• EXERCISE AIM:
Copy, from the entries below, each line in which the string "Peripartum" appears.

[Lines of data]
# # # # # # #

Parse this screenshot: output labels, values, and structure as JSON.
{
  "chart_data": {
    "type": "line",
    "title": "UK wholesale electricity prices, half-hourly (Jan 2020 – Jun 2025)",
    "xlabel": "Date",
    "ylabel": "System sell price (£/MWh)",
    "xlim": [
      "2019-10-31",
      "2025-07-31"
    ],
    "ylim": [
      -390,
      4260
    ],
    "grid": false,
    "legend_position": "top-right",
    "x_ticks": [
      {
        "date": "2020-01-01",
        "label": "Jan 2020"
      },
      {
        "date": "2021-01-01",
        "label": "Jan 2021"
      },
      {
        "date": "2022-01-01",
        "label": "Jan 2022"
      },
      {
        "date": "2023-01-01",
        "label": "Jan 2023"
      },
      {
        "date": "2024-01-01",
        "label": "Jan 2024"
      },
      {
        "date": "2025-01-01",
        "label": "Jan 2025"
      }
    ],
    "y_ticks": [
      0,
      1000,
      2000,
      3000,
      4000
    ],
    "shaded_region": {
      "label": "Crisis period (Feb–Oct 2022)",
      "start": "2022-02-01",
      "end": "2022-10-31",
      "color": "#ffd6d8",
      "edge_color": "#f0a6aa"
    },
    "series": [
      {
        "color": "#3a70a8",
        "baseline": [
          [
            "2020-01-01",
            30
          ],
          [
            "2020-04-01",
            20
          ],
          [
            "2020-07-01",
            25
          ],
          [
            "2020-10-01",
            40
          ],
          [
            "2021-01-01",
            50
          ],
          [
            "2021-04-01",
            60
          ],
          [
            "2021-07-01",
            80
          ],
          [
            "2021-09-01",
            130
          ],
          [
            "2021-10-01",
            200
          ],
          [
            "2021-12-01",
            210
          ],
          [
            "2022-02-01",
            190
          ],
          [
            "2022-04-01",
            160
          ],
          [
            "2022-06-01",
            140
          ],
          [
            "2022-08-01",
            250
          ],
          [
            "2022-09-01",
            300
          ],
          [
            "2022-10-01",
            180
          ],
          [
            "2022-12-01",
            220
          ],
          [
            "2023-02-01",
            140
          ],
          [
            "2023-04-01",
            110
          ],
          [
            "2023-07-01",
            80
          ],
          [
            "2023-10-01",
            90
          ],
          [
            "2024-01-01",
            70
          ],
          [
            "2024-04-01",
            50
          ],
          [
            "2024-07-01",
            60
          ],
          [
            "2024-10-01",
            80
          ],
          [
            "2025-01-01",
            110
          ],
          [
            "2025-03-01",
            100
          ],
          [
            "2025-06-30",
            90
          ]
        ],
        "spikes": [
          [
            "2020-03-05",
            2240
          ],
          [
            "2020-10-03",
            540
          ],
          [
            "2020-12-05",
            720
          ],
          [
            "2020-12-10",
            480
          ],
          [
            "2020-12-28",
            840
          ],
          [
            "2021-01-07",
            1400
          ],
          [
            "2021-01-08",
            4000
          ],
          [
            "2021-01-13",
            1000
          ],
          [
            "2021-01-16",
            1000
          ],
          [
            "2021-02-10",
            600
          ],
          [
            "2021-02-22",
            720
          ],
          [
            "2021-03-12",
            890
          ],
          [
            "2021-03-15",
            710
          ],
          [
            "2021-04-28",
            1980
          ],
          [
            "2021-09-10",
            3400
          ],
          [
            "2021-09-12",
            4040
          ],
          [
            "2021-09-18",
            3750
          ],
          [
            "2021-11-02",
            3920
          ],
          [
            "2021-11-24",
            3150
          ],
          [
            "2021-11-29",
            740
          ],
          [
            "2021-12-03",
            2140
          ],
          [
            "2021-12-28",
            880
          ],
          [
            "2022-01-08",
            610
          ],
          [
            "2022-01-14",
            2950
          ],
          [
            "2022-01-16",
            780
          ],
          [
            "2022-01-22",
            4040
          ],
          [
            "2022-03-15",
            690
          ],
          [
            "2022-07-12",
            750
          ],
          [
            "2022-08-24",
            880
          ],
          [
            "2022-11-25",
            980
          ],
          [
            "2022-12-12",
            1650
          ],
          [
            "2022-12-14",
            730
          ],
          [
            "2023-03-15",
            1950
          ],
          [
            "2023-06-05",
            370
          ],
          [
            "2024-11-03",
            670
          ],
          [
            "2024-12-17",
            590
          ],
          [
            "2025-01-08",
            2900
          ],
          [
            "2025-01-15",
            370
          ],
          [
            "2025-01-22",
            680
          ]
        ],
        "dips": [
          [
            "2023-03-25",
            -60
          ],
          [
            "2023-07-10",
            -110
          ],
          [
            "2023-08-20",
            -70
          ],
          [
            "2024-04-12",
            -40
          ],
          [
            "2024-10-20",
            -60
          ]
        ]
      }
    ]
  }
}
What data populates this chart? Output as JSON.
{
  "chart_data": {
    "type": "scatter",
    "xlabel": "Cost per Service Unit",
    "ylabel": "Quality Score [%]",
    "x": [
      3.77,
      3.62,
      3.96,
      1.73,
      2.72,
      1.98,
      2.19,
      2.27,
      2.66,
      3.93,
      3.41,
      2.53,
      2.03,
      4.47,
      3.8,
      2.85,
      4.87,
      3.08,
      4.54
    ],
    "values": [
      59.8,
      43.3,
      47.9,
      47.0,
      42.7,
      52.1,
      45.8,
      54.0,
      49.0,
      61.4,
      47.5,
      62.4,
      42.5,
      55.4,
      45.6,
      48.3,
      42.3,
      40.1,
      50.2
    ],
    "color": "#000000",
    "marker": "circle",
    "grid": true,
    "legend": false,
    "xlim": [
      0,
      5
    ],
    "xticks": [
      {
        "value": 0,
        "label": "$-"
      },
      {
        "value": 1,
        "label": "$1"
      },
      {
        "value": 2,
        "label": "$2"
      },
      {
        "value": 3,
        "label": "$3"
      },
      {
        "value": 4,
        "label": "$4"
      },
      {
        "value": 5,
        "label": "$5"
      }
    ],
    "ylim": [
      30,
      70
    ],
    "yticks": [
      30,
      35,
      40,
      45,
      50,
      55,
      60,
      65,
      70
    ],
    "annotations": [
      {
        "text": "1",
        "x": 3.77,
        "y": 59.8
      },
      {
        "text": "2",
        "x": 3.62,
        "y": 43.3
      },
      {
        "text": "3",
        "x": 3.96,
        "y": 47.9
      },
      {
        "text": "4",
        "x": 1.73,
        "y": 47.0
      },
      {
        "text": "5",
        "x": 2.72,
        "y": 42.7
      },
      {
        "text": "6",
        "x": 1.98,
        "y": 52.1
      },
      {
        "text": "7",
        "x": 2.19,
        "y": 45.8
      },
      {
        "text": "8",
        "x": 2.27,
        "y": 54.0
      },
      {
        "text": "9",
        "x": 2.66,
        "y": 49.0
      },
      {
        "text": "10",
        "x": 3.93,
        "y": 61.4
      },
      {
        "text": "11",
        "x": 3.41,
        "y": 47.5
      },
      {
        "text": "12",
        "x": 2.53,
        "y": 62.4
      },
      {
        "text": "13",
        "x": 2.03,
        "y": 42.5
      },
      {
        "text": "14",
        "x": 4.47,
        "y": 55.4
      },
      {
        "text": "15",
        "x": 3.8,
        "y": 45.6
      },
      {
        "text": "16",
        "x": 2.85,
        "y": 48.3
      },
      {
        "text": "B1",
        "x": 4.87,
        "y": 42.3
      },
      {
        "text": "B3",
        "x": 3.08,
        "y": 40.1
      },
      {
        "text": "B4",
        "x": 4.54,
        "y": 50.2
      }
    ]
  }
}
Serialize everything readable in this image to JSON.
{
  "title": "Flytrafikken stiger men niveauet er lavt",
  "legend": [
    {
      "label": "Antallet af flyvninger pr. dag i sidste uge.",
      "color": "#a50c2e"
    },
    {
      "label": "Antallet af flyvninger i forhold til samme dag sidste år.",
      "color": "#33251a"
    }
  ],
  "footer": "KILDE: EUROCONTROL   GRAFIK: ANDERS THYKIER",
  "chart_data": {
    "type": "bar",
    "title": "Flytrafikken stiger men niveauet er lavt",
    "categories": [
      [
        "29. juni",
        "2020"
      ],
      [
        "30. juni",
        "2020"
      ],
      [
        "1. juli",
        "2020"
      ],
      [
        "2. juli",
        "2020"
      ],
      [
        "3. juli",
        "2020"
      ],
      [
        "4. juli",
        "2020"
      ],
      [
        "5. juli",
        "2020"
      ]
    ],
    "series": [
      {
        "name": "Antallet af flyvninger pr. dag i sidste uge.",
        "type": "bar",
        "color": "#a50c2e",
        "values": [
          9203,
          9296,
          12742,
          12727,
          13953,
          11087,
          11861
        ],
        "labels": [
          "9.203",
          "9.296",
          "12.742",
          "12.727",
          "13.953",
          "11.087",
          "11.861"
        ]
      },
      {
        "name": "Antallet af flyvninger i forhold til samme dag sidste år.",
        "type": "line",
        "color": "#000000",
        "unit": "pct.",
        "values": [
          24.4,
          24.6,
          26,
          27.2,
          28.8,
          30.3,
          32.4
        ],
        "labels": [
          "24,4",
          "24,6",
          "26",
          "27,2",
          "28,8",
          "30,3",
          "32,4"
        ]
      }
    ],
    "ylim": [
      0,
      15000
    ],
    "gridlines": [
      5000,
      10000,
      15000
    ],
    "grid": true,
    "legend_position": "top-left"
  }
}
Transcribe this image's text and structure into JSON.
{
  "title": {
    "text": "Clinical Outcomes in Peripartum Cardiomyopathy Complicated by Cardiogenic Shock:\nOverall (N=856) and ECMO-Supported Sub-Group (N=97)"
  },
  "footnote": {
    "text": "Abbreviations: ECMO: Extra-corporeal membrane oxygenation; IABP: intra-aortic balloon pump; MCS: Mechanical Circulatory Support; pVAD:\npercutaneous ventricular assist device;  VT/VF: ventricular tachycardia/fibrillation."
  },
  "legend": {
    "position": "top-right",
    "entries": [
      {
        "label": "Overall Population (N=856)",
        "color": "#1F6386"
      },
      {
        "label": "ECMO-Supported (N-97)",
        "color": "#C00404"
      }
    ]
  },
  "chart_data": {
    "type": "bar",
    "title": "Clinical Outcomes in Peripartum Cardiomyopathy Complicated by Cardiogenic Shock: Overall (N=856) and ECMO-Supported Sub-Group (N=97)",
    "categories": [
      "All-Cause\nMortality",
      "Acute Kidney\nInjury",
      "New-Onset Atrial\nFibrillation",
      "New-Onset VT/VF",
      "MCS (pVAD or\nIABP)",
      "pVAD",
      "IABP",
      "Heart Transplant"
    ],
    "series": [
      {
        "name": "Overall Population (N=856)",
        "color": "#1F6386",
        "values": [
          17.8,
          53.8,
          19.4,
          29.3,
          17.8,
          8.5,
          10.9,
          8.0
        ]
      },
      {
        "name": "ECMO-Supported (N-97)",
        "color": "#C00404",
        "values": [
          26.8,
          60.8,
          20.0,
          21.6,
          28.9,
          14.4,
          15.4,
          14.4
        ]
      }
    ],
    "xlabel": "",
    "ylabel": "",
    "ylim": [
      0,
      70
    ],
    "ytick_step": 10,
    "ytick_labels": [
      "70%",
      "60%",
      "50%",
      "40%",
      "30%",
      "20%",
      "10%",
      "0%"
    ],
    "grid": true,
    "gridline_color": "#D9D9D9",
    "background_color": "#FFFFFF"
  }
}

# # # # # # #

• WRITTEN REPLY:
    "text": "Clinical Outcomes in Peripartum Cardiomyopathy Complicated by Cardiogenic Shock:\nOverall (N=856) and ECMO-Supported Sub-Group (N=97)"
    "title": "Clinical Outcomes in Peripartum Cardiomyopathy Complicated by Cardiogenic Shock: Overall (N=856) and ECMO-Supported Sub-Group (N=97)",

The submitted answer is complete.